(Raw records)
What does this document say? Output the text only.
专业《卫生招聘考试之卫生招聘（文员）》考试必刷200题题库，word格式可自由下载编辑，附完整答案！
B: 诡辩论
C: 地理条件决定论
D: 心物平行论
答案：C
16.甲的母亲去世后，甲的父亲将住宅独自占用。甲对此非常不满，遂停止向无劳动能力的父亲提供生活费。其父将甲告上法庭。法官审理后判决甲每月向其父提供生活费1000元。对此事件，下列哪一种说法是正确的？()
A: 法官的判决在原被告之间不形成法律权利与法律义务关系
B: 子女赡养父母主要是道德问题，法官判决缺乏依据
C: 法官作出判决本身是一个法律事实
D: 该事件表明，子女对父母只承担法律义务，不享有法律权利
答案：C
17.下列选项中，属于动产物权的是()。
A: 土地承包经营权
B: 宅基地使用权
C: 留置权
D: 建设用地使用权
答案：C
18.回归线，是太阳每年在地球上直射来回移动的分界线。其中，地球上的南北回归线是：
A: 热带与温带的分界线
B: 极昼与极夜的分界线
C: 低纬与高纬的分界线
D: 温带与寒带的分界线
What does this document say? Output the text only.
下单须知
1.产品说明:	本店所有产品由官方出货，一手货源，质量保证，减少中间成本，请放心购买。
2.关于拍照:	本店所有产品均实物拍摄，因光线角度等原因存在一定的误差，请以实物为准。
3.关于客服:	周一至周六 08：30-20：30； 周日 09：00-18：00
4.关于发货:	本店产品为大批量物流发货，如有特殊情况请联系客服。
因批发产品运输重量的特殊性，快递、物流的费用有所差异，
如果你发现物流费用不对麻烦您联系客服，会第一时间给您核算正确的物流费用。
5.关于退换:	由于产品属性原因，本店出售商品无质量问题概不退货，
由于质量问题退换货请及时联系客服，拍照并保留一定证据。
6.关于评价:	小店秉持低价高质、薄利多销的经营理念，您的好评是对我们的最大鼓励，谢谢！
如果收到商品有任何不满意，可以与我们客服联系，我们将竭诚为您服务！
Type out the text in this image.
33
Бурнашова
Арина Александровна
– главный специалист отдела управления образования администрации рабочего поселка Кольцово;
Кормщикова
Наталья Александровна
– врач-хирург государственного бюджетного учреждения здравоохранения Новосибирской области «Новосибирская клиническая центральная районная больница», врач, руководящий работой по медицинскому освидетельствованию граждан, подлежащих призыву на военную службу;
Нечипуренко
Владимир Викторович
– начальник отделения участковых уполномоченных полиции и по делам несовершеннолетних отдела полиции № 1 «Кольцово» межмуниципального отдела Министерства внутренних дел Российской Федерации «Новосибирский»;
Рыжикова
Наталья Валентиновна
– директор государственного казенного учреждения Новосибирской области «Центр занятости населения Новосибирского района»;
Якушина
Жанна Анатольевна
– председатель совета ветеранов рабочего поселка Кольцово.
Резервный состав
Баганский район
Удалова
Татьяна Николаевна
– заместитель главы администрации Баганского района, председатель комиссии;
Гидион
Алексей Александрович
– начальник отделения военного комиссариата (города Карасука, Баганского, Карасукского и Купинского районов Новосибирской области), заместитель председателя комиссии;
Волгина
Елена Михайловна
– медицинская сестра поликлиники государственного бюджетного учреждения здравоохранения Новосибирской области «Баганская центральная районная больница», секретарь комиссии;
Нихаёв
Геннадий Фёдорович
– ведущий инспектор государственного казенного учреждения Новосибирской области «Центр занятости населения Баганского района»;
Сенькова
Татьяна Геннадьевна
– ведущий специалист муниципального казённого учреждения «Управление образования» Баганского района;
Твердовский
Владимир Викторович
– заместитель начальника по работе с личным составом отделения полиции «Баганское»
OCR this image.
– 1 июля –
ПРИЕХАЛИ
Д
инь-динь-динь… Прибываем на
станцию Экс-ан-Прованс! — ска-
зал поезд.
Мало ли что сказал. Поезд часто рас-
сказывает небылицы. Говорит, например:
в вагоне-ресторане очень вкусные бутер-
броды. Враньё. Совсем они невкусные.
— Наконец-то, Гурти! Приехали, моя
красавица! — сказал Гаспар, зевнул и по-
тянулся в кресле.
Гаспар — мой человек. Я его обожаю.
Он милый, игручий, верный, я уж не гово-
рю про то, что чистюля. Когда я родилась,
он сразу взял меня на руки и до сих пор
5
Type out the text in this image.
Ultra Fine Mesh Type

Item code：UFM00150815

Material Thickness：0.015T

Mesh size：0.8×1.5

- Short task -
Repeat every record exactly as written, please.

- Output for this exercise -
What does this document say? Output the text only.
专业《卫生招聘考试之卫生招聘（文员）》考试必刷200题题库，word格式可自由下载编辑，附完整答案！
B: 诡辩论
C: 地理条件决定论
D: 心物平行论
答案：C
16.甲的母亲去世后，甲的父亲将住宅独自占用。甲对此非常不满，遂停止向无劳动能力的父亲提供生活费。其父将甲告上法庭。法官审理后判决甲每月向其父提供生活费1000元。对此事件，下列哪一种说法是正确的？()
A: 法官的判决在原被告之间不形成法律权利与法律义务关系
B: 子女赡养父母主要是道德问题，法官判决缺乏依据
C: 法官作出判决本身是一个法律事实
D: 该事件表明，子女对父母只承担法律义务，不享有法律权利
答案：C
17.下列选项中，属于动产物权的是()。
A: 土地承包经营权
B: 宅基地使用权
C: 留置权
D: 建设用地使用权
答案：C
18.回归线，是太阳每年在地球上直射来回移动的分界线。其中，地球上的南北回归线是：
A: 热带与温带的分界线
B: 极昼与极夜的分界线
C: 低纬与高纬的分界线
D: 温带与寒带的分界线
What does this document say? Output the text only.
下单须知
1.产品说明:	本店所有产品由官方出货，一手货源，质量保证，减少中间成本，请放心购买。
2.关于拍照:	本店所有产品均实物拍摄，因光线角度等原因存在一定的误差，请以实物为准。
3.关于客服:	周一至周六 08：30-20：30； 周日 09：00-18：00
4.关于发货:	本店产品为大批量物流发货，如有特殊情况请联系客服。
因批发产品运输重量的特殊性，快递、物流的费用有所差异，
如果你发现物流费用不对麻烦您联系客服，会第一时间给您核算正确的物流费用。
5.关于退换:	由于产品属性原因，本店出售商品无质量问题概不退货，
由于质量问题退换货请及时联系客服，拍照并保留一定证据。
6.关于评价:	小店秉持低价高质、薄利多销的经营理念，您的好评是对我们的最大鼓励，谢谢！
如果收到商品有任何不满意，可以与我们客服联系，我们将竭诚为您服务！
Type out the text in this image.
33
Бурнашова
Арина Александровна
– главный специалист отдела управления образования администрации рабочего поселка Кольцово;
Кормщикова
Наталья Александровна
– врач-хирург государственного бюджетного учреждения здравоохранения Новосибирской области «Новосибирская клиническая центральная районная больница», врач, руководящий работой по медицинскому освидетельствованию граждан, подлежащих призыву на военную службу;
Нечипуренко
Владимир Викторович
– начальник отделения участковых уполномоченных полиции и по делам несовершеннолетних отдела полиции № 1 «Кольцово» межмуниципального отдела Министерства внутренних дел Российской Федерации «Новосибирский»;
Рыжикова
Наталья Валентиновна
– директор государственного казенного учреждения Новосибирской области «Центр занятости населения Новосибирского района»;
Якушина
Жанна Анатольевна
– председатель совета ветеранов рабочего поселка Кольцово.
Резервный состав
Баганский район
Удалова
Татьяна Николаевна
– заместитель главы администрации Баганского района, председатель комиссии;
Гидион
Алексей Александрович
– начальник отделения военного комиссариата (города Карасука, Баганского, Карасукского и Купинского районов Новосибирской области), заместитель председателя комиссии;
Волгина
Елена Михайловна
– медицинская сестра поликлиники государственного бюджетного учреждения здравоохранения Новосибирской области «Баганская центральная районная больница», секретарь комиссии;
Нихаёв
Геннадий Фёдорович
– ведущий инспектор государственного казенного учреждения Новосибирской области «Центр занятости населения Баганского района»;
Сенькова
Татьяна Геннадьевна
– ведущий специалист муниципального казённого учреждения «Управление образования» Баганского района;
Твердовский
Владимир Викторович
– заместитель начальника по работе с личным составом отделения полиции «Баганское»
OCR this image.
– 1 июля –
ПРИЕХАЛИ
Д
инь-динь-динь… Прибываем на
станцию Экс-ан-Прованс! — ска-
зал поезд.
Мало ли что сказал. Поезд часто рас-
сказывает небылицы. Говорит, например:
в вагоне-ресторане очень вкусные бутер-
броды. Враньё. Совсем они невкусные.
— Наконец-то, Гурти! Приехали, моя
красавица! — сказал Гаспар, зевнул и по-
тянулся в кресле.
Гаспар — мой человек. Я его обожаю.
Он милый, игручий, верный, я уж не гово-
рю про то, что чистюля. Когда я родилась,
он сразу взял меня на руки и до сих пор
5
Type out the text in this image.
Ultra Fine Mesh Type

Item code：UFM00150815

Material Thickness：0.015T

Mesh size：0.8×1.5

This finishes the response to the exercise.